DESCRIPTION OF THE TASK
Copy all lines holding the word "위탁받은" from the entries.

THE RECORDS
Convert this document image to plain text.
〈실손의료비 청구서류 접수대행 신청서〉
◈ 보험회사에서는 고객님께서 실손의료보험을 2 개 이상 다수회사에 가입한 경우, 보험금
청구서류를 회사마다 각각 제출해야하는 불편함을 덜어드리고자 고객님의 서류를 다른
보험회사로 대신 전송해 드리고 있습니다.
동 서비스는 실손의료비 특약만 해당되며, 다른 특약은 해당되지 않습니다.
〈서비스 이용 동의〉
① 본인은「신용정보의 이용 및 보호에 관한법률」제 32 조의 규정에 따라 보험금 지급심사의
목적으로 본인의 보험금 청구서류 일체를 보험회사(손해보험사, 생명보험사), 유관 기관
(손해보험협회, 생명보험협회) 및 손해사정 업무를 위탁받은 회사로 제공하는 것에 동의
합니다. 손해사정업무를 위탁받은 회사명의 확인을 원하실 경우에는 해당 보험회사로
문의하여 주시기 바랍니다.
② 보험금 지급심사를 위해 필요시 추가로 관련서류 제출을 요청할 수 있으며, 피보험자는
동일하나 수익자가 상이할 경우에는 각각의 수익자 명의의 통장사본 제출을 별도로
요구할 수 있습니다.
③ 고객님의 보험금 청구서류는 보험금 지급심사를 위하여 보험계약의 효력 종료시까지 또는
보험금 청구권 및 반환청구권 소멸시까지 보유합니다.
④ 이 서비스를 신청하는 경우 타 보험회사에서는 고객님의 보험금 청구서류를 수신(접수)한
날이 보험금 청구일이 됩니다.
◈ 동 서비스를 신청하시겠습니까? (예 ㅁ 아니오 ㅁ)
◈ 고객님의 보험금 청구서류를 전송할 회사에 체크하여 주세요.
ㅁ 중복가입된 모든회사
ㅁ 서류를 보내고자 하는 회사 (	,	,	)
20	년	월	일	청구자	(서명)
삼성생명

WRITTEN REPLY
(손해보험협회, 생명보험협회) 및 손해사정 업무를 위탁받은 회사로 제공하는 것에 동의
합니다. 손해사정업무를 위탁받은 회사명의 확인을 원하실 경우에는 해당 보험회사로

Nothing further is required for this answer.